─── RECORDS FOR PROCESSING ───

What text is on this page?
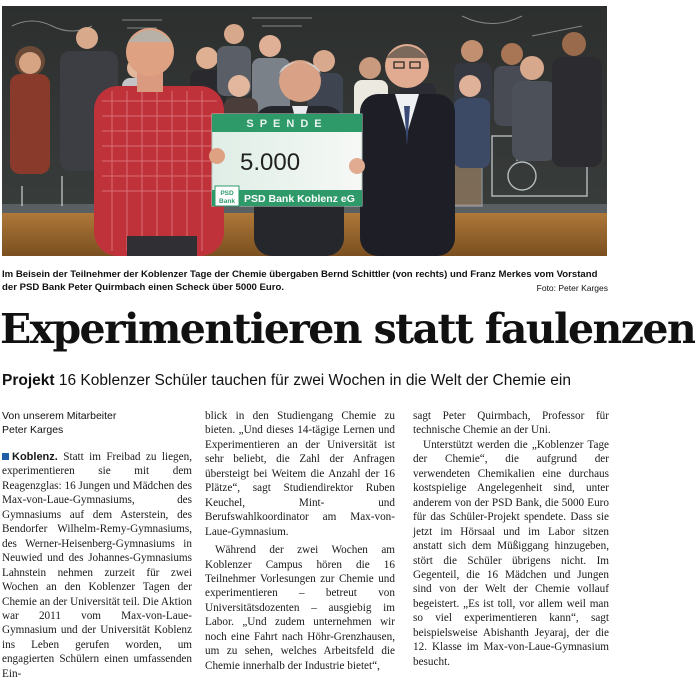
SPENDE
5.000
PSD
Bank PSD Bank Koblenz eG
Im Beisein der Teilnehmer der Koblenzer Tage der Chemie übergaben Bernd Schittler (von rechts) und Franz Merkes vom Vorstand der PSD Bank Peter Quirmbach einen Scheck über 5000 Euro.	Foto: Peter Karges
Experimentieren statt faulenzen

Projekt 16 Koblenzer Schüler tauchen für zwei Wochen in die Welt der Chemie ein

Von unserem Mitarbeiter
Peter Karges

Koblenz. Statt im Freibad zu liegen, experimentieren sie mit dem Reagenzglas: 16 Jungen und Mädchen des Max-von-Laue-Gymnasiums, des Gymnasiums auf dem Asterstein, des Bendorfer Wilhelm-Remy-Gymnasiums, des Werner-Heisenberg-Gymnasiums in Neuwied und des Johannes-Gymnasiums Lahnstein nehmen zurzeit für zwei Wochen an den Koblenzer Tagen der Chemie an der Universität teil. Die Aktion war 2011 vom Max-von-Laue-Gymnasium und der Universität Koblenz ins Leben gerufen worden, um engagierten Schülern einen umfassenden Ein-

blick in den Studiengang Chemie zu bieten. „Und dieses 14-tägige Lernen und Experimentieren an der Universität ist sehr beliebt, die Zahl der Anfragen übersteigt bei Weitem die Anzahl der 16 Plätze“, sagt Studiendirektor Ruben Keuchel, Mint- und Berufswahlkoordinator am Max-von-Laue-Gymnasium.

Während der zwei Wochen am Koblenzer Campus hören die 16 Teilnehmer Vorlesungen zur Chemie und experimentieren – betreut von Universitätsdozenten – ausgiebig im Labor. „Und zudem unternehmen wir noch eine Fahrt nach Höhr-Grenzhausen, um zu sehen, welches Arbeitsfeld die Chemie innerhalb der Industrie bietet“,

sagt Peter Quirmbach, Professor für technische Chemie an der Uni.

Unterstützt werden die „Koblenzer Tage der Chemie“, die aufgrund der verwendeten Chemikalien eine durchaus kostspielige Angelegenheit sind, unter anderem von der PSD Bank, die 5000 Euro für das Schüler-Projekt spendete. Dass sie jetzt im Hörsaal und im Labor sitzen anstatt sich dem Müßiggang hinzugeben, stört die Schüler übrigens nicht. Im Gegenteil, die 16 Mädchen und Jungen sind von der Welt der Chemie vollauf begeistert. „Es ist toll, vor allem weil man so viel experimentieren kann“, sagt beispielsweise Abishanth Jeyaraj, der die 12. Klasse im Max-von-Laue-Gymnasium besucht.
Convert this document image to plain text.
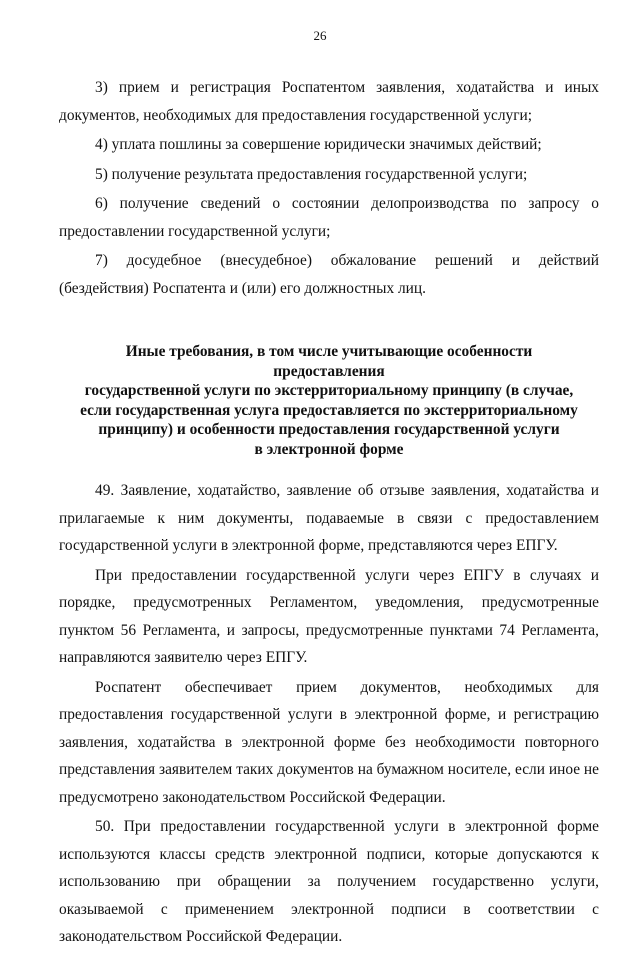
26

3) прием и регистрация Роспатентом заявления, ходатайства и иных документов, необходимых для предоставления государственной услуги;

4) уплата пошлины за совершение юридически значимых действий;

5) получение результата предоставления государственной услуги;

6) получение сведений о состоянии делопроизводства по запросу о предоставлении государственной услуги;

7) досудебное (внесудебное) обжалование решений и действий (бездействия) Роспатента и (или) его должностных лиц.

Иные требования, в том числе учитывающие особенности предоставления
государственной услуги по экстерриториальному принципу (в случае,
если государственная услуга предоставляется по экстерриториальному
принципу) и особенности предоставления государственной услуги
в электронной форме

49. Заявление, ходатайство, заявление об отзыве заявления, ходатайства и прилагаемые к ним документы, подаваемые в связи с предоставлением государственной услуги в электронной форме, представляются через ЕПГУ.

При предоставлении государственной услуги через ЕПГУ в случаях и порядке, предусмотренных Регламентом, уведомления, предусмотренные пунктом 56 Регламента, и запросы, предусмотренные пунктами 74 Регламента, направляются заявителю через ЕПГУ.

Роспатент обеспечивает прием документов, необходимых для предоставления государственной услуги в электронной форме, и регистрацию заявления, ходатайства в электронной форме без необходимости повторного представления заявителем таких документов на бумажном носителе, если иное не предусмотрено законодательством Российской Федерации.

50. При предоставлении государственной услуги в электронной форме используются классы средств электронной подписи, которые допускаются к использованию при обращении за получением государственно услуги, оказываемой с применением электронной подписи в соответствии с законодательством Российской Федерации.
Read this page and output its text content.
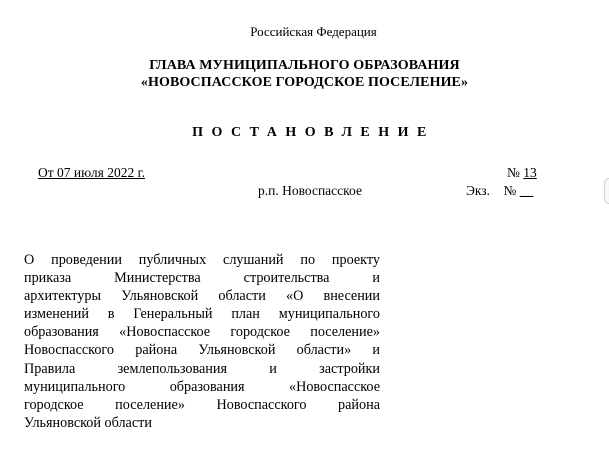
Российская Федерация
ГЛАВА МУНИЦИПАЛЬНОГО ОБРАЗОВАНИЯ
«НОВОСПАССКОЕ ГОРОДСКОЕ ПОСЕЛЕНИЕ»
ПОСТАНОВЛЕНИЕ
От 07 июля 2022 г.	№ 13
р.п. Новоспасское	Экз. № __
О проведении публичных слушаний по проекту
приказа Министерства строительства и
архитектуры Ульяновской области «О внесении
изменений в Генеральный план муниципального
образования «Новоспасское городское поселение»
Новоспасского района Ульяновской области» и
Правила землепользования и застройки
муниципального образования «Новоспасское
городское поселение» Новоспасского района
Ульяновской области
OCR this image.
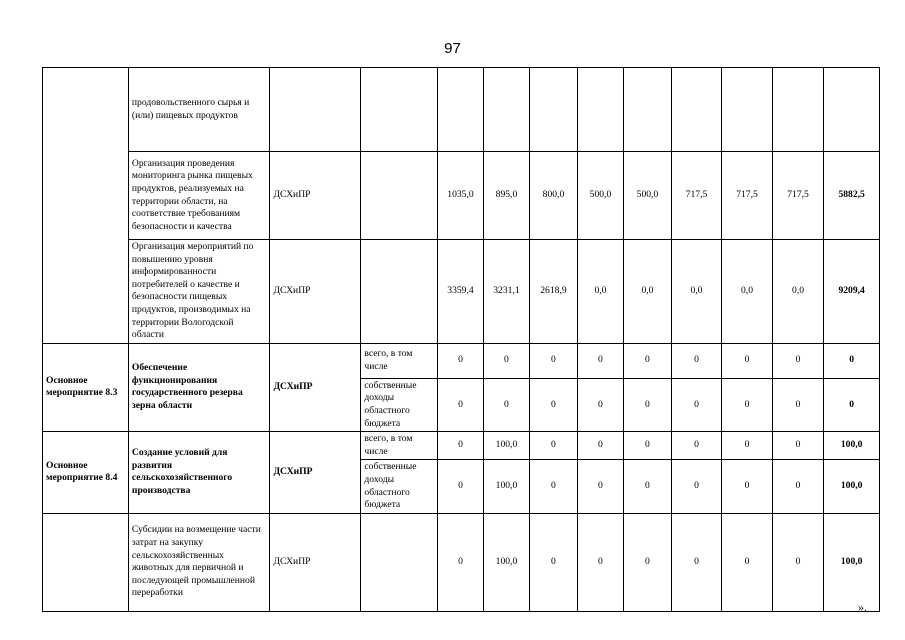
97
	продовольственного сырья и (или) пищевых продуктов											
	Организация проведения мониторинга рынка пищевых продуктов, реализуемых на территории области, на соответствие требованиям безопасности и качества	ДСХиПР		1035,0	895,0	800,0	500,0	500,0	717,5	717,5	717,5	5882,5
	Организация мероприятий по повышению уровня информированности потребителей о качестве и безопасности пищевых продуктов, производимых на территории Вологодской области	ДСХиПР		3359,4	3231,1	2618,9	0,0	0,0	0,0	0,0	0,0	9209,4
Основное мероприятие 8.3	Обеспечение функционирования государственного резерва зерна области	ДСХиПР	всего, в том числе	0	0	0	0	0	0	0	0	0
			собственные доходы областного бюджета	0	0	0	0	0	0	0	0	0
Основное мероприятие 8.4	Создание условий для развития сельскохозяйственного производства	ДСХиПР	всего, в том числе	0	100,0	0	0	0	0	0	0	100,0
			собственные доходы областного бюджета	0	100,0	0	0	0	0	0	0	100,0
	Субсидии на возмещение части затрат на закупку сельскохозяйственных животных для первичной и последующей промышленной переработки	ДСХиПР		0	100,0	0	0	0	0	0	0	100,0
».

───

__WHAT YOU HAVE TO DO__
Every record gets retyped exactly; no picture goes into the copy.

__WRITTEN RESPONSE__
What text is on this page?
SPENDE
5.000
PSD
Bank PSD Bank Koblenz eG
Im Beisein der Teilnehmer der Koblenzer Tage der Chemie übergaben Bernd Schittler (von rechts) und Franz Merkes vom Vorstand der PSD Bank Peter Quirmbach einen Scheck über 5000 Euro.	Foto: Peter Karges
Experimentieren statt faulenzen

Projekt 16 Koblenzer Schüler tauchen für zwei Wochen in die Welt der Chemie ein

Von unserem Mitarbeiter
Peter Karges

Koblenz. Statt im Freibad zu liegen, experimentieren sie mit dem Reagenzglas: 16 Jungen und Mädchen des Max-von-Laue-Gymnasiums, des Gymnasiums auf dem Asterstein, des Bendorfer Wilhelm-Remy-Gymnasiums, des Werner-Heisenberg-Gymnasiums in Neuwied und des Johannes-Gymnasiums Lahnstein nehmen zurzeit für zwei Wochen an den Koblenzer Tagen der Chemie an der Universität teil. Die Aktion war 2011 vom Max-von-Laue-Gymnasium und der Universität Koblenz ins Leben gerufen worden, um engagierten Schülern einen umfassenden Ein-

blick in den Studiengang Chemie zu bieten. „Und dieses 14-tägige Lernen und Experimentieren an der Universität ist sehr beliebt, die Zahl der Anfragen übersteigt bei Weitem die Anzahl der 16 Plätze“, sagt Studiendirektor Ruben Keuchel, Mint- und Berufswahlkoordinator am Max-von-Laue-Gymnasium.

Während der zwei Wochen am Koblenzer Campus hören die 16 Teilnehmer Vorlesungen zur Chemie und experimentieren – betreut von Universitätsdozenten – ausgiebig im Labor. „Und zudem unternehmen wir noch eine Fahrt nach Höhr-Grenzhausen, um zu sehen, welches Arbeitsfeld die Chemie innerhalb der Industrie bietet“,

sagt Peter Quirmbach, Professor für technische Chemie an der Uni.

Unterstützt werden die „Koblenzer Tage der Chemie“, die aufgrund der verwendeten Chemikalien eine durchaus kostspielige Angelegenheit sind, unter anderem von der PSD Bank, die 5000 Euro für das Schüler-Projekt spendete. Dass sie jetzt im Hörsaal und im Labor sitzen anstatt sich dem Müßiggang hinzugeben, stört die Schüler übrigens nicht. Im Gegenteil, die 16 Mädchen und Jungen sind von der Welt der Chemie vollauf begeistert. „Es ist toll, vor allem weil man so viel experimentieren kann“, sagt beispielsweise Abishanth Jeyaraj, der die 12. Klasse im Max-von-Laue-Gymnasium besucht.
Convert this document image to plain text.
26

3) прием и регистрация Роспатентом заявления, ходатайства и иных документов, необходимых для предоставления государственной услуги;

4) уплата пошлины за совершение юридически значимых действий;

5) получение результата предоставления государственной услуги;

6) получение сведений о состоянии делопроизводства по запросу о предоставлении государственной услуги;

7) досудебное (внесудебное) обжалование решений и действий (бездействия) Роспатента и (или) его должностных лиц.

Иные требования, в том числе учитывающие особенности предоставления
государственной услуги по экстерриториальному принципу (в случае,
если государственная услуга предоставляется по экстерриториальному
принципу) и особенности предоставления государственной услуги
в электронной форме

49. Заявление, ходатайство, заявление об отзыве заявления, ходатайства и прилагаемые к ним документы, подаваемые в связи с предоставлением государственной услуги в электронной форме, представляются через ЕПГУ.

При предоставлении государственной услуги через ЕПГУ в случаях и порядке, предусмотренных Регламентом, уведомления, предусмотренные пунктом 56 Регламента, и запросы, предусмотренные пунктами 74 Регламента, направляются заявителю через ЕПГУ.

Роспатент обеспечивает прием документов, необходимых для предоставления государственной услуги в электронной форме, и регистрацию заявления, ходатайства в электронной форме без необходимости повторного представления заявителем таких документов на бумажном носителе, если иное не предусмотрено законодательством Российской Федерации.

50. При предоставлении государственной услуги в электронной форме используются классы средств электронной подписи, которые допускаются к использованию при обращении за получением государственно услуги, оказываемой с применением электронной подписи в соответствии с законодательством Российской Федерации.
Read this page and output its text content.
Российская Федерация
ГЛАВА МУНИЦИПАЛЬНОГО ОБРАЗОВАНИЯ
«НОВОСПАССКОЕ ГОРОДСКОЕ ПОСЕЛЕНИЕ»
ПОСТАНОВЛЕНИЕ
От 07 июля 2022 г.	№ 13
р.п. Новоспасское	Экз. № __
О проведении публичных слушаний по проекту
приказа Министерства строительства и
архитектуры Ульяновской области «О внесении
изменений в Генеральный план муниципального
образования «Новоспасское городское поселение»
Новоспасского района Ульяновской области» и
Правила землепользования и застройки
муниципального образования «Новоспасское
городское поселение» Новоспасского района
Ульяновской области
OCR this image.
97
	продовольственного сырья и (или) пищевых продуктов											
	Организация проведения мониторинга рынка пищевых продуктов, реализуемых на территории области, на соответствие требованиям безопасности и качества	ДСХиПР		1035,0	895,0	800,0	500,0	500,0	717,5	717,5	717,5	5882,5
	Организация мероприятий по повышению уровня информированности потребителей о качестве и безопасности пищевых продуктов, производимых на территории Вологодской области	ДСХиПР		3359,4	3231,1	2618,9	0,0	0,0	0,0	0,0	0,0	9209,4
Основное мероприятие 8.3	Обеспечение функционирования государственного резерва зерна области	ДСХиПР	всего, в том числе	0	0	0	0	0	0	0	0	0
			собственные доходы областного бюджета	0	0	0	0	0	0	0	0	0
Основное мероприятие 8.4	Создание условий для развития сельскохозяйственного производства	ДСХиПР	всего, в том числе	0	100,0	0	0	0	0	0	0	100,0
			собственные доходы областного бюджета	0	100,0	0	0	0	0	0	0	100,0
	Субсидии на возмещение части затрат на закупку сельскохозяйственных животных для первичной и последующей промышленной переработки	ДСХиПР		0	100,0	0	0	0	0	0	0	100,0
».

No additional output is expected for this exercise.